**DATASET ROWS**
====================

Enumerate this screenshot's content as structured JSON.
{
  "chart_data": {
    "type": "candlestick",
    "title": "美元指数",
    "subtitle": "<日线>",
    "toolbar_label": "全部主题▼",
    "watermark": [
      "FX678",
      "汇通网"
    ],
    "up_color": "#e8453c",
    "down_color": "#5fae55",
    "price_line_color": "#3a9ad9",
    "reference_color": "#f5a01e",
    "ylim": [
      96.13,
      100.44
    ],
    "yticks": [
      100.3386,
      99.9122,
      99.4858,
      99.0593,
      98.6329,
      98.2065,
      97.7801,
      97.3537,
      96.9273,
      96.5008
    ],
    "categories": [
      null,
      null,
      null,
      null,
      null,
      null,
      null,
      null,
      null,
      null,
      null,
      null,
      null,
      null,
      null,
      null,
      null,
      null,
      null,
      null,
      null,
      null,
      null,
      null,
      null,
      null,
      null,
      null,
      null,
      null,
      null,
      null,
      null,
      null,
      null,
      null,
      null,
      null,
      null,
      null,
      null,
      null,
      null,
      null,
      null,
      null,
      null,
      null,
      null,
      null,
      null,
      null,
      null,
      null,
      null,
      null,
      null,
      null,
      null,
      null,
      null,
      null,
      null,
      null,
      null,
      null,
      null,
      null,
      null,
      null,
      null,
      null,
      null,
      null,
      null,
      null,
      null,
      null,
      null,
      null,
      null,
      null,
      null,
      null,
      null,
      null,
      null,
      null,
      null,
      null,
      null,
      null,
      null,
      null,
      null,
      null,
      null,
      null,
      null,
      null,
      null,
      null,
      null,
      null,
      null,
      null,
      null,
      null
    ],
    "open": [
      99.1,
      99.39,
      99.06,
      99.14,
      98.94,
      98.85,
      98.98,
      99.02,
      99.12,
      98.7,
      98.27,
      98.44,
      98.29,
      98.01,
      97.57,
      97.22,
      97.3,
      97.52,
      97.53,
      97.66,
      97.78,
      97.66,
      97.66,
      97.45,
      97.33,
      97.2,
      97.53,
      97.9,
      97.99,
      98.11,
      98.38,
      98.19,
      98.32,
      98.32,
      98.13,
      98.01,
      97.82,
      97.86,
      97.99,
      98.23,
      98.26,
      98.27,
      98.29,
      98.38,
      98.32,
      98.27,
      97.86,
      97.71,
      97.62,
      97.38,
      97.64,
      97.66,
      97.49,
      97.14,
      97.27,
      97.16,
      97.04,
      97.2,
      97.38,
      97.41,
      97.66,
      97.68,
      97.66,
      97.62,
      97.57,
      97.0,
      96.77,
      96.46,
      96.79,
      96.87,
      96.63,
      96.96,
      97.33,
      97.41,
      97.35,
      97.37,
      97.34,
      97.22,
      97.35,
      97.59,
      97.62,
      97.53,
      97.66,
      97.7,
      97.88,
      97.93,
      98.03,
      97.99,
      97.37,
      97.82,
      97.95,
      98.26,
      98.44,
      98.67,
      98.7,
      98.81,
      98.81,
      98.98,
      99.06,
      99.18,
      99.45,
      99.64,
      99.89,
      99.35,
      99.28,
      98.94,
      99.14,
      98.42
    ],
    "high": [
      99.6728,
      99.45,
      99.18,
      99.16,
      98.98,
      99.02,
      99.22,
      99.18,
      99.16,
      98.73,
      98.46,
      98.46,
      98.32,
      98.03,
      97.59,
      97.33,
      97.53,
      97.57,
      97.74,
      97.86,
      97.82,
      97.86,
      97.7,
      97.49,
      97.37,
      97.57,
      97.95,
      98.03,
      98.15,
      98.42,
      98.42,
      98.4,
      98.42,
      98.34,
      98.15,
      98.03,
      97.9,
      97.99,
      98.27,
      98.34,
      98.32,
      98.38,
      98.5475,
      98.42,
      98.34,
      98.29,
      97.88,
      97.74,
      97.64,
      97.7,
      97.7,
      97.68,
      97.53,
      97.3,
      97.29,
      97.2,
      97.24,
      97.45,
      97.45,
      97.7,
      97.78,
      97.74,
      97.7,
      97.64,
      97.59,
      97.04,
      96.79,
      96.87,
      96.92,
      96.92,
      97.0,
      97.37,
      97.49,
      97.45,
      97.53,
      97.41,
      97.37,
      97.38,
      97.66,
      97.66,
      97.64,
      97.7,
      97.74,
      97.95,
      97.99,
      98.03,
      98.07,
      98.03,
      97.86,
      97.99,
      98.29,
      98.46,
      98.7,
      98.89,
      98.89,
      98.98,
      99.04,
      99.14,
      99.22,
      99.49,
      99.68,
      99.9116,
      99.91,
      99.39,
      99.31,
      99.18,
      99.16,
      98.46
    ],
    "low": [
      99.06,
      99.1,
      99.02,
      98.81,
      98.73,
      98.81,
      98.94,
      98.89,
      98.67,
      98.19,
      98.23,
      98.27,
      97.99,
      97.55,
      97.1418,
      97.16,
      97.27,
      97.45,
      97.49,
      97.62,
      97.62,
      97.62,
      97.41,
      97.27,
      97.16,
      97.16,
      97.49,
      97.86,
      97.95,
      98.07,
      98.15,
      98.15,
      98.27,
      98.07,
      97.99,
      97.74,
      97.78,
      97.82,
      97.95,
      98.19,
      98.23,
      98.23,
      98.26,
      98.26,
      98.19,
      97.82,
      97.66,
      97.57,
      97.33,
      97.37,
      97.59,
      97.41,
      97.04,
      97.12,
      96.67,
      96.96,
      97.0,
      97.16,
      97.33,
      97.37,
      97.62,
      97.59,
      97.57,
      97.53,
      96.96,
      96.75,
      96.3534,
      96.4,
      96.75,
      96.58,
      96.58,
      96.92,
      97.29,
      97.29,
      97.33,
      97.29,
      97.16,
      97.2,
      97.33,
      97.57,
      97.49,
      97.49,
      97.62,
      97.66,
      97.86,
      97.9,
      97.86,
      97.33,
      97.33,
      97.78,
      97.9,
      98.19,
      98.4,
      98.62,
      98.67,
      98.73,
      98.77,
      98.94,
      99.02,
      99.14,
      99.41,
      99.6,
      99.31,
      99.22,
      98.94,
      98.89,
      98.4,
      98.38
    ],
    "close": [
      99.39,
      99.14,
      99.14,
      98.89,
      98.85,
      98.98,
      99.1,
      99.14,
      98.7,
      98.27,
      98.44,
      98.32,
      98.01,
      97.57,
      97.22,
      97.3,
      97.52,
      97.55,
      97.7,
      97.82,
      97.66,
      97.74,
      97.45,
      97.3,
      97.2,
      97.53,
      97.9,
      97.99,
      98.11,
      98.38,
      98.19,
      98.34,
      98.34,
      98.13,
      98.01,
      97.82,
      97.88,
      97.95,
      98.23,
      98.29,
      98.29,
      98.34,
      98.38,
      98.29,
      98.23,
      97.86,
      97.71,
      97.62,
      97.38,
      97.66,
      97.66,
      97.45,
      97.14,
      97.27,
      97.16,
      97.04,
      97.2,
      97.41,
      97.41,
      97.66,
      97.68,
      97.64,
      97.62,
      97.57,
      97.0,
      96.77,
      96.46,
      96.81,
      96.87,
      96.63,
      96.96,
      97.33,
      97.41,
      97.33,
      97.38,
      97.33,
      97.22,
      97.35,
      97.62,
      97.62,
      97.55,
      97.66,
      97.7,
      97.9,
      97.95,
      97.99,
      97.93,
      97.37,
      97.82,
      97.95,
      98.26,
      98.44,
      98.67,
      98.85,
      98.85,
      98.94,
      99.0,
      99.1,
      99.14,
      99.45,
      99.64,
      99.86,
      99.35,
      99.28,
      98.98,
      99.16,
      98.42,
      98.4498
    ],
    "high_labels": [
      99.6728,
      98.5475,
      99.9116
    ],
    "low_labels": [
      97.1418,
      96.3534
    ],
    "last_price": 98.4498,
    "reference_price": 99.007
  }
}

====================

**WRITTEN INSTRUCTION**
Write out the records above again, keeping each one identical to the original.

**PROBLEM SOLUTION**
Enumerate this screenshot's content as structured JSON.
{
  "chart_data": {
    "type": "candlestick",
    "title": "美元指数",
    "subtitle": "<日线>",
    "toolbar_label": "全部主题▼",
    "watermark": [
      "FX678",
      "汇通网"
    ],
    "up_color": "#e8453c",
    "down_color": "#5fae55",
    "price_line_color": "#3a9ad9",
    "reference_color": "#f5a01e",
    "ylim": [
      96.13,
      100.44
    ],
    "yticks": [
      100.3386,
      99.9122,
      99.4858,
      99.0593,
      98.6329,
      98.2065,
      97.7801,
      97.3537,
      96.9273,
      96.5008
    ],
    "categories": [
      null,
      null,
      null,
      null,
      null,
      null,
      null,
      null,
      null,
      null,
      null,
      null,
      null,
      null,
      null,
      null,
      null,
      null,
      null,
      null,
      null,
      null,
      null,
      null,
      null,
      null,
      null,
      null,
      null,
      null,
      null,
      null,
      null,
      null,
      null,
      null,
      null,
      null,
      null,
      null,
      null,
      null,
      null,
      null,
      null,
      null,
      null,
      null,
      null,
      null,
      null,
      null,
      null,
      null,
      null,
      null,
      null,
      null,
      null,
      null,
      null,
      null,
      null,
      null,
      null,
      null,
      null,
      null,
      null,
      null,
      null,
      null,
      null,
      null,
      null,
      null,
      null,
      null,
      null,
      null,
      null,
      null,
      null,
      null,
      null,
      null,
      null,
      null,
      null,
      null,
      null,
      null,
      null,
      null,
      null,
      null,
      null,
      null,
      null,
      null,
      null,
      null,
      null,
      null,
      null,
      null,
      null,
      null
    ],
    "open": [
      99.1,
      99.39,
      99.06,
      99.14,
      98.94,
      98.85,
      98.98,
      99.02,
      99.12,
      98.7,
      98.27,
      98.44,
      98.29,
      98.01,
      97.57,
      97.22,
      97.3,
      97.52,
      97.53,
      97.66,
      97.78,
      97.66,
      97.66,
      97.45,
      97.33,
      97.2,
      97.53,
      97.9,
      97.99,
      98.11,
      98.38,
      98.19,
      98.32,
      98.32,
      98.13,
      98.01,
      97.82,
      97.86,
      97.99,
      98.23,
      98.26,
      98.27,
      98.29,
      98.38,
      98.32,
      98.27,
      97.86,
      97.71,
      97.62,
      97.38,
      97.64,
      97.66,
      97.49,
      97.14,
      97.27,
      97.16,
      97.04,
      97.2,
      97.38,
      97.41,
      97.66,
      97.68,
      97.66,
      97.62,
      97.57,
      97.0,
      96.77,
      96.46,
      96.79,
      96.87,
      96.63,
      96.96,
      97.33,
      97.41,
      97.35,
      97.37,
      97.34,
      97.22,
      97.35,
      97.59,
      97.62,
      97.53,
      97.66,
      97.7,
      97.88,
      97.93,
      98.03,
      97.99,
      97.37,
      97.82,
      97.95,
      98.26,
      98.44,
      98.67,
      98.7,
      98.81,
      98.81,
      98.98,
      99.06,
      99.18,
      99.45,
      99.64,
      99.89,
      99.35,
      99.28,
      98.94,
      99.14,
      98.42
    ],
    "high": [
      99.6728,
      99.45,
      99.18,
      99.16,
      98.98,
      99.02,
      99.22,
      99.18,
      99.16,
      98.73,
      98.46,
      98.46,
      98.32,
      98.03,
      97.59,
      97.33,
      97.53,
      97.57,
      97.74,
      97.86,
      97.82,
      97.86,
      97.7,
      97.49,
      97.37,
      97.57,
      97.95,
      98.03,
      98.15,
      98.42,
      98.42,
      98.4,
      98.42,
      98.34,
      98.15,
      98.03,
      97.9,
      97.99,
      98.27,
      98.34,
      98.32,
      98.38,
      98.5475,
      98.42,
      98.34,
      98.29,
      97.88,
      97.74,
      97.64,
      97.7,
      97.7,
      97.68,
      97.53,
      97.3,
      97.29,
      97.2,
      97.24,
      97.45,
      97.45,
      97.7,
      97.78,
      97.74,
      97.7,
      97.64,
      97.59,
      97.04,
      96.79,
      96.87,
      96.92,
      96.92,
      97.0,
      97.37,
      97.49,
      97.45,
      97.53,
      97.41,
      97.37,
      97.38,
      97.66,
      97.66,
      97.64,
      97.7,
      97.74,
      97.95,
      97.99,
      98.03,
      98.07,
      98.03,
      97.86,
      97.99,
      98.29,
      98.46,
      98.7,
      98.89,
      98.89,
      98.98,
      99.04,
      99.14,
      99.22,
      99.49,
      99.68,
      99.9116,
      99.91,
      99.39,
      99.31,
      99.18,
      99.16,
      98.46
    ],
    "low": [
      99.06,
      99.1,
      99.02,
      98.81,
      98.73,
      98.81,
      98.94,
      98.89,
      98.67,
      98.19,
      98.23,
      98.27,
      97.99,
      97.55,
      97.1418,
      97.16,
      97.27,
      97.45,
      97.49,
      97.62,
      97.62,
      97.62,
      97.41,
      97.27,
      97.16,
      97.16,
      97.49,
      97.86,
      97.95,
      98.07,
      98.15,
      98.15,
      98.27,
      98.07,
      97.99,
      97.74,
      97.78,
      97.82,
      97.95,
      98.19,
      98.23,
      98.23,
      98.26,
      98.26,
      98.19,
      97.82,
      97.66,
      97.57,
      97.33,
      97.37,
      97.59,
      97.41,
      97.04,
      97.12,
      96.67,
      96.96,
      97.0,
      97.16,
      97.33,
      97.37,
      97.62,
      97.59,
      97.57,
      97.53,
      96.96,
      96.75,
      96.3534,
      96.4,
      96.75,
      96.58,
      96.58,
      96.92,
      97.29,
      97.29,
      97.33,
      97.29,
      97.16,
      97.2,
      97.33,
      97.57,
      97.49,
      97.49,
      97.62,
      97.66,
      97.86,
      97.9,
      97.86,
      97.33,
      97.33,
      97.78,
      97.9,
      98.19,
      98.4,
      98.62,
      98.67,
      98.73,
      98.77,
      98.94,
      99.02,
      99.14,
      99.41,
      99.6,
      99.31,
      99.22,
      98.94,
      98.89,
      98.4,
      98.38
    ],
    "close": [
      99.39,
      99.14,
      99.14,
      98.89,
      98.85,
      98.98,
      99.1,
      99.14,
      98.7,
      98.27,
      98.44,
      98.32,
      98.01,
      97.57,
      97.22,
      97.3,
      97.52,
      97.55,
      97.7,
      97.82,
      97.66,
      97.74,
      97.45,
      97.3,
      97.2,
      97.53,
      97.9,
      97.99,
      98.11,
      98.38,
      98.19,
      98.34,
      98.34,
      98.13,
      98.01,
      97.82,
      97.88,
      97.95,
      98.23,
      98.29,
      98.29,
      98.34,
      98.38,
      98.29,
      98.23,
      97.86,
      97.71,
      97.62,
      97.38,
      97.66,
      97.66,
      97.45,
      97.14,
      97.27,
      97.16,
      97.04,
      97.2,
      97.41,
      97.41,
      97.66,
      97.68,
      97.64,
      97.62,
      97.57,
      97.0,
      96.77,
      96.46,
      96.81,
      96.87,
      96.63,
      96.96,
      97.33,
      97.41,
      97.33,
      97.38,
      97.33,
      97.22,
      97.35,
      97.62,
      97.62,
      97.55,
      97.66,
      97.7,
      97.9,
      97.95,
      97.99,
      97.93,
      97.37,
      97.82,
      97.95,
      98.26,
      98.44,
      98.67,
      98.85,
      98.85,
      98.94,
      99.0,
      99.1,
      99.14,
      99.45,
      99.64,
      99.86,
      99.35,
      99.28,
      98.98,
      99.16,
      98.42,
      98.4498
    ],
    "high_labels": [
      99.6728,
      98.5475,
      99.9116
    ],
    "low_labels": [
      97.1418,
      96.3534
    ],
    "last_price": 98.4498,
    "reference_price": 99.007
  }
}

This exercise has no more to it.